◆ **DIRECTIONS FOR THIS TASK**:
Copy every line that holds "while".

----------

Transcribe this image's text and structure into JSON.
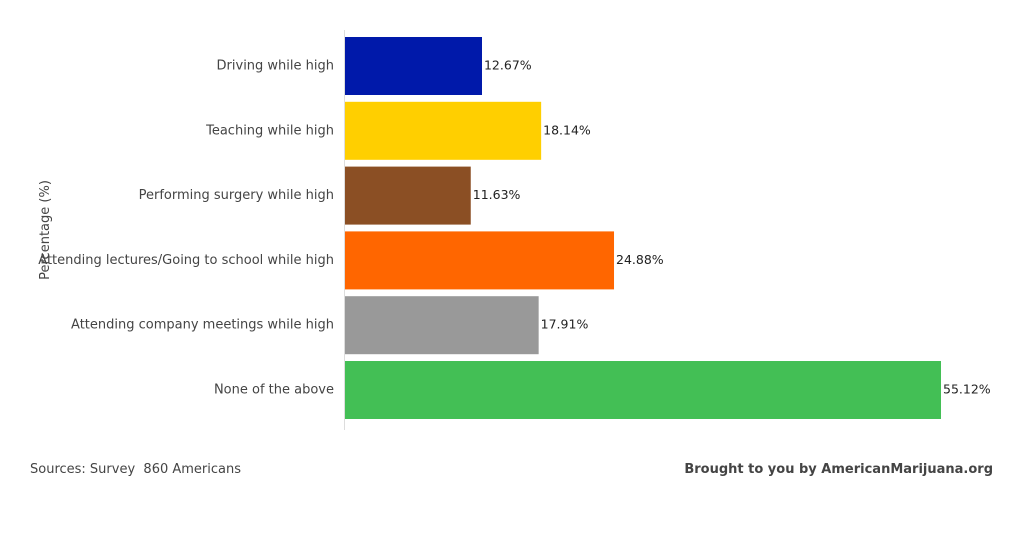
{
  "chart_data": {
    "type": "bar",
    "orientation": "horizontal",
    "categories": [
      "Driving while high",
      "Teaching while high",
      "Performing surgery while high",
      "Attending lectures/Going to school while high",
      "Attending company meetings while high",
      "None of the above"
    ],
    "values": [
      12.67,
      18.14,
      11.63,
      24.88,
      17.91,
      55.12
    ],
    "value_labels": [
      "12.67%",
      "18.14%",
      "11.63%",
      "24.88%",
      "17.91%",
      "55.12%"
    ],
    "colors": [
      "#0019aa",
      "#ffcf00",
      "#8b4f24",
      "#ff6600",
      "#999999",
      "#43bf55"
    ],
    "ylabel": "Percentage (%)",
    "xlim": [
      0,
      55.12
    ],
    "grid": false
  },
  "footer": {
    "source": "Sources: Survey  860 Americans",
    "brand": "Brought to you by AmericanMarijuana.org"
  }
}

----------

◆ **TASK SOLUTION**:
      "Driving while high",
      "Teaching while high",
      "Performing surgery while high",
      "Attending lectures/Going to school while high",
      "Attending company meetings while high",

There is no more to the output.